# [Task material]
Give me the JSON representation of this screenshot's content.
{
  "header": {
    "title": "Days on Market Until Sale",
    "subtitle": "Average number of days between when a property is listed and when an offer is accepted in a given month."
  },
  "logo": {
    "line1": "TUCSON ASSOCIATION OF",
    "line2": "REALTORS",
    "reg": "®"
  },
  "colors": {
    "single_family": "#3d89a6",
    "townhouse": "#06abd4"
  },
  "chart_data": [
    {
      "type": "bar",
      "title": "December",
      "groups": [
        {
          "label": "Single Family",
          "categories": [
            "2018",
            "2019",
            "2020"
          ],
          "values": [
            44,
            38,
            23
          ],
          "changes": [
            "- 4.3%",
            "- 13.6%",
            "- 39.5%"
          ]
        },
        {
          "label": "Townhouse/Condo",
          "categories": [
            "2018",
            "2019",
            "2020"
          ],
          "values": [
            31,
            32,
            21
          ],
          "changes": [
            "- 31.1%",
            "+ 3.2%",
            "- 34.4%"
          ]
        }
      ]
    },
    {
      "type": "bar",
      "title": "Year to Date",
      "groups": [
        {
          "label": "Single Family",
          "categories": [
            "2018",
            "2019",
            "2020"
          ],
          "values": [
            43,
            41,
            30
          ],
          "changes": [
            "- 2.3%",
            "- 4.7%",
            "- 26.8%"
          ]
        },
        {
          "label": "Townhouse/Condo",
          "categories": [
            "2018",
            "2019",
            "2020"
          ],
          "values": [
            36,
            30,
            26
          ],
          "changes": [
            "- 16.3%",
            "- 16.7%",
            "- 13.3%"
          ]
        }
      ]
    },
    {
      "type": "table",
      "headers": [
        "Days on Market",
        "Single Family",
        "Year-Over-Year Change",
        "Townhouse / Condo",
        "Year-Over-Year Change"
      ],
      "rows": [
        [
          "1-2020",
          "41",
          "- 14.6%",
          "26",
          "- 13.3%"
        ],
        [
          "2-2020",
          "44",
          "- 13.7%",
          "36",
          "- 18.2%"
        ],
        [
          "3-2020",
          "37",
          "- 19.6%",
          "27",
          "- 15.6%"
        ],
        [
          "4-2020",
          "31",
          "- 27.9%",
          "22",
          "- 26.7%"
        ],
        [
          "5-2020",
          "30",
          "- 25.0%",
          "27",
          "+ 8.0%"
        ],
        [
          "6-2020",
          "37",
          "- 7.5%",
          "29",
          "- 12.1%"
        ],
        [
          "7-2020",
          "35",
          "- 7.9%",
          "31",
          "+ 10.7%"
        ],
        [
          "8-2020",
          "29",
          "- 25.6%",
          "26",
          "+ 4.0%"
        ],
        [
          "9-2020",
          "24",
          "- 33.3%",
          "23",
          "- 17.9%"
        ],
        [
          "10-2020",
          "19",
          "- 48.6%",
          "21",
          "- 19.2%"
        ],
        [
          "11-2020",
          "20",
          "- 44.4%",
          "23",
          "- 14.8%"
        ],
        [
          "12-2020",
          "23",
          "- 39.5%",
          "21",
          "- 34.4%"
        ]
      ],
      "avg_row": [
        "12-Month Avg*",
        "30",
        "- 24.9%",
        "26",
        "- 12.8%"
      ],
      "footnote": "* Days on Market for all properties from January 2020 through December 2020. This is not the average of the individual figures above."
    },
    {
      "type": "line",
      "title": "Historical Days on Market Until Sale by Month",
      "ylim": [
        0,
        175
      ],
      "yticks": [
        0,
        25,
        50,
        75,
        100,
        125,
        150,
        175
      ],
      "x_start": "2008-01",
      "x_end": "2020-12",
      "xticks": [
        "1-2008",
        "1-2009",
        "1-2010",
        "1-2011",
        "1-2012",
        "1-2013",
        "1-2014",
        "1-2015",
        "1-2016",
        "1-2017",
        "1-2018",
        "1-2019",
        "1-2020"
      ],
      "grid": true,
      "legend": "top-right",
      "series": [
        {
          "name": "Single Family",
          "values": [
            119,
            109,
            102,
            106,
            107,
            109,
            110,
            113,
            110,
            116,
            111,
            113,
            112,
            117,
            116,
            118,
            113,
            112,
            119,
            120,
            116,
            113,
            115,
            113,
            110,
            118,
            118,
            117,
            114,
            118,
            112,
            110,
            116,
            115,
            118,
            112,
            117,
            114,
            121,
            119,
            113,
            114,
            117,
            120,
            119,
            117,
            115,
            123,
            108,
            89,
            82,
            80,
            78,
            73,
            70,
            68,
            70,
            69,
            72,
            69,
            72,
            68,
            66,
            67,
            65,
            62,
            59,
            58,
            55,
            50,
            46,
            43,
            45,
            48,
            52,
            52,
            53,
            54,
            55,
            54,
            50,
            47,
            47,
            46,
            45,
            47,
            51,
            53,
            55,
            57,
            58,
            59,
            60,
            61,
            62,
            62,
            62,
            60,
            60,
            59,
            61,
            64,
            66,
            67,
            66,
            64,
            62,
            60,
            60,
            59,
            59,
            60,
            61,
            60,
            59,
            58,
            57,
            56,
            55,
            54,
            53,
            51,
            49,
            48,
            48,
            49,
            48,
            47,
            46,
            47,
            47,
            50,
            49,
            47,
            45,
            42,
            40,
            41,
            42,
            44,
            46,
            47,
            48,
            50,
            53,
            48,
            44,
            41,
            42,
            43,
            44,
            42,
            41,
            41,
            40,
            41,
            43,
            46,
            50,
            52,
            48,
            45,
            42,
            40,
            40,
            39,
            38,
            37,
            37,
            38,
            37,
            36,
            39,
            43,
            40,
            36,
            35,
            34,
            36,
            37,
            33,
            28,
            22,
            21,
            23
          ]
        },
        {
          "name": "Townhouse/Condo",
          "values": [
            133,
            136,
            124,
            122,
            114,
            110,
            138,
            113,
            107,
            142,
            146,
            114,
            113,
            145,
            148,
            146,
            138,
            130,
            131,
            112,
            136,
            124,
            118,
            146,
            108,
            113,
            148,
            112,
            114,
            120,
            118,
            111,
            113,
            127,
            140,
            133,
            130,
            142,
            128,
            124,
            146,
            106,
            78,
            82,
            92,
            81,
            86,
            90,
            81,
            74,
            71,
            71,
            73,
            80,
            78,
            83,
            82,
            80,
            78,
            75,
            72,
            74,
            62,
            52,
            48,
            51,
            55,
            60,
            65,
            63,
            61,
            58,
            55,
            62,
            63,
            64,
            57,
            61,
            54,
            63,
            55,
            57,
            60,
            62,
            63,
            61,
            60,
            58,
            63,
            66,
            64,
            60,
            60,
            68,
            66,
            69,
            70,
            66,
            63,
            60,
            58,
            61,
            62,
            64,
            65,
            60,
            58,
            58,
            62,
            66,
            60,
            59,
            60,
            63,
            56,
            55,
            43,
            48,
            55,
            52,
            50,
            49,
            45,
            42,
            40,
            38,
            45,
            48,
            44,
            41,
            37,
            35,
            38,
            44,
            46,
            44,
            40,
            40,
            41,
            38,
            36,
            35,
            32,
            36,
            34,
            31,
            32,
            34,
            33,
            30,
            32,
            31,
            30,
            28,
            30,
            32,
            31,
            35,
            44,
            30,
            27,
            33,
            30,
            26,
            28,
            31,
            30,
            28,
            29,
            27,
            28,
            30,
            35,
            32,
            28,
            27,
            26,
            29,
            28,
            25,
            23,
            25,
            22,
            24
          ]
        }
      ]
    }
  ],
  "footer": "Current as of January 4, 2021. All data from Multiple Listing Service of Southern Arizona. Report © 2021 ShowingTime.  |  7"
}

# [Given request]
Transcribe all of the entries without altering anything.

# [Solution below]
Give me the JSON representation of this screenshot's content.
{
  "header": {
    "title": "Days on Market Until Sale",
    "subtitle": "Average number of days between when a property is listed and when an offer is accepted in a given month."
  },
  "logo": {
    "line1": "TUCSON ASSOCIATION OF",
    "line2": "REALTORS",
    "reg": "®"
  },
  "colors": {
    "single_family": "#3d89a6",
    "townhouse": "#06abd4"
  },
  "chart_data": [
    {
      "type": "bar",
      "title": "December",
      "groups": [
        {
          "label": "Single Family",
          "categories": [
            "2018",
            "2019",
            "2020"
          ],
          "values": [
            44,
            38,
            23
          ],
          "changes": [
            "- 4.3%",
            "- 13.6%",
            "- 39.5%"
          ]
        },
        {
          "label": "Townhouse/Condo",
          "categories": [
            "2018",
            "2019",
            "2020"
          ],
          "values": [
            31,
            32,
            21
          ],
          "changes": [
            "- 31.1%",
            "+ 3.2%",
            "- 34.4%"
          ]
        }
      ]
    },
    {
      "type": "bar",
      "title": "Year to Date",
      "groups": [
        {
          "label": "Single Family",
          "categories": [
            "2018",
            "2019",
            "2020"
          ],
          "values": [
            43,
            41,
            30
          ],
          "changes": [
            "- 2.3%",
            "- 4.7%",
            "- 26.8%"
          ]
        },
        {
          "label": "Townhouse/Condo",
          "categories": [
            "2018",
            "2019",
            "2020"
          ],
          "values": [
            36,
            30,
            26
          ],
          "changes": [
            "- 16.3%",
            "- 16.7%",
            "- 13.3%"
          ]
        }
      ]
    },
    {
      "type": "table",
      "headers": [
        "Days on Market",
        "Single Family",
        "Year-Over-Year Change",
        "Townhouse / Condo",
        "Year-Over-Year Change"
      ],
      "rows": [
        [
          "1-2020",
          "41",
          "- 14.6%",
          "26",
          "- 13.3%"
        ],
        [
          "2-2020",
          "44",
          "- 13.7%",
          "36",
          "- 18.2%"
        ],
        [
          "3-2020",
          "37",
          "- 19.6%",
          "27",
          "- 15.6%"
        ],
        [
          "4-2020",
          "31",
          "- 27.9%",
          "22",
          "- 26.7%"
        ],
        [
          "5-2020",
          "30",
          "- 25.0%",
          "27",
          "+ 8.0%"
        ],
        [
          "6-2020",
          "37",
          "- 7.5%",
          "29",
          "- 12.1%"
        ],
        [
          "7-2020",
          "35",
          "- 7.9%",
          "31",
          "+ 10.7%"
        ],
        [
          "8-2020",
          "29",
          "- 25.6%",
          "26",
          "+ 4.0%"
        ],
        [
          "9-2020",
          "24",
          "- 33.3%",
          "23",
          "- 17.9%"
        ],
        [
          "10-2020",
          "19",
          "- 48.6%",
          "21",
          "- 19.2%"
        ],
        [
          "11-2020",
          "20",
          "- 44.4%",
          "23",
          "- 14.8%"
        ],
        [
          "12-2020",
          "23",
          "- 39.5%",
          "21",
          "- 34.4%"
        ]
      ],
      "avg_row": [
        "12-Month Avg*",
        "30",
        "- 24.9%",
        "26",
        "- 12.8%"
      ],
      "footnote": "* Days on Market for all properties from January 2020 through December 2020. This is not the average of the individual figures above."
    },
    {
      "type": "line",
      "title": "Historical Days on Market Until Sale by Month",
      "ylim": [
        0,
        175
      ],
      "yticks": [
        0,
        25,
        50,
        75,
        100,
        125,
        150,
        175
      ],
      "x_start": "2008-01",
      "x_end": "2020-12",
      "xticks": [
        "1-2008",
        "1-2009",
        "1-2010",
        "1-2011",
        "1-2012",
        "1-2013",
        "1-2014",
        "1-2015",
        "1-2016",
        "1-2017",
        "1-2018",
        "1-2019",
        "1-2020"
      ],
      "grid": true,
      "legend": "top-right",
      "series": [
        {
          "name": "Single Family",
          "values": [
            119,
            109,
            102,
            106,
            107,
            109,
            110,
            113,
            110,
            116,
            111,
            113,
            112,
            117,
            116,
            118,
            113,
            112,
            119,
            120,
            116,
            113,
            115,
            113,
            110,
            118,
            118,
            117,
            114,
            118,
            112,
            110,
            116,
            115,
            118,
            112,
            117,
            114,
            121,
            119,
            113,
            114,
            117,
            120,
            119,
            117,
            115,
            123,
            108,
            89,
            82,
            80,
            78,
            73,
            70,
            68,
            70,
            69,
            72,
            69,
            72,
            68,
            66,
            67,
            65,
            62,
            59,
            58,
            55,
            50,
            46,
            43,
            45,
            48,
            52,
            52,
            53,
            54,
            55,
            54,
            50,
            47,
            47,
            46,
            45,
            47,
            51,
            53,
            55,
            57,
            58,
            59,
            60,
            61,
            62,
            62,
            62,
            60,
            60,
            59,
            61,
            64,
            66,
            67,
            66,
            64,
            62,
            60,
            60,
            59,
            59,
            60,
            61,
            60,
            59,
            58,
            57,
            56,
            55,
            54,
            53,
            51,
            49,
            48,
            48,
            49,
            48,
            47,
            46,
            47,
            47,
            50,
            49,
            47,
            45,
            42,
            40,
            41,
            42,
            44,
            46,
            47,
            48,
            50,
            53,
            48,
            44,
            41,
            42,
            43,
            44,
            42,
            41,
            41,
            40,
            41,
            43,
            46,
            50,
            52,
            48,
            45,
            42,
            40,
            40,
            39,
            38,
            37,
            37,
            38,
            37,
            36,
            39,
            43,
            40,
            36,
            35,
            34,
            36,
            37,
            33,
            28,
            22,
            21,
            23
          ]
        },
        {
          "name": "Townhouse/Condo",
          "values": [
            133,
            136,
            124,
            122,
            114,
            110,
            138,
            113,
            107,
            142,
            146,
            114,
            113,
            145,
            148,
            146,
            138,
            130,
            131,
            112,
            136,
            124,
            118,
            146,
            108,
            113,
            148,
            112,
            114,
            120,
            118,
            111,
            113,
            127,
            140,
            133,
            130,
            142,
            128,
            124,
            146,
            106,
            78,
            82,
            92,
            81,
            86,
            90,
            81,
            74,
            71,
            71,
            73,
            80,
            78,
            83,
            82,
            80,
            78,
            75,
            72,
            74,
            62,
            52,
            48,
            51,
            55,
            60,
            65,
            63,
            61,
            58,
            55,
            62,
            63,
            64,
            57,
            61,
            54,
            63,
            55,
            57,
            60,
            62,
            63,
            61,
            60,
            58,
            63,
            66,
            64,
            60,
            60,
            68,
            66,
            69,
            70,
            66,
            63,
            60,
            58,
            61,
            62,
            64,
            65,
            60,
            58,
            58,
            62,
            66,
            60,
            59,
            60,
            63,
            56,
            55,
            43,
            48,
            55,
            52,
            50,
            49,
            45,
            42,
            40,
            38,
            45,
            48,
            44,
            41,
            37,
            35,
            38,
            44,
            46,
            44,
            40,
            40,
            41,
            38,
            36,
            35,
            32,
            36,
            34,
            31,
            32,
            34,
            33,
            30,
            32,
            31,
            30,
            28,
            30,
            32,
            31,
            35,
            44,
            30,
            27,
            33,
            30,
            26,
            28,
            31,
            30,
            28,
            29,
            27,
            28,
            30,
            35,
            32,
            28,
            27,
            26,
            29,
            28,
            25,
            23,
            25,
            22,
            24
          ]
        }
      ]
    }
  ],
  "footer": "Current as of January 4, 2021. All data from Multiple Listing Service of Southern Arizona. Report © 2021 ShowingTime.  |  7"
}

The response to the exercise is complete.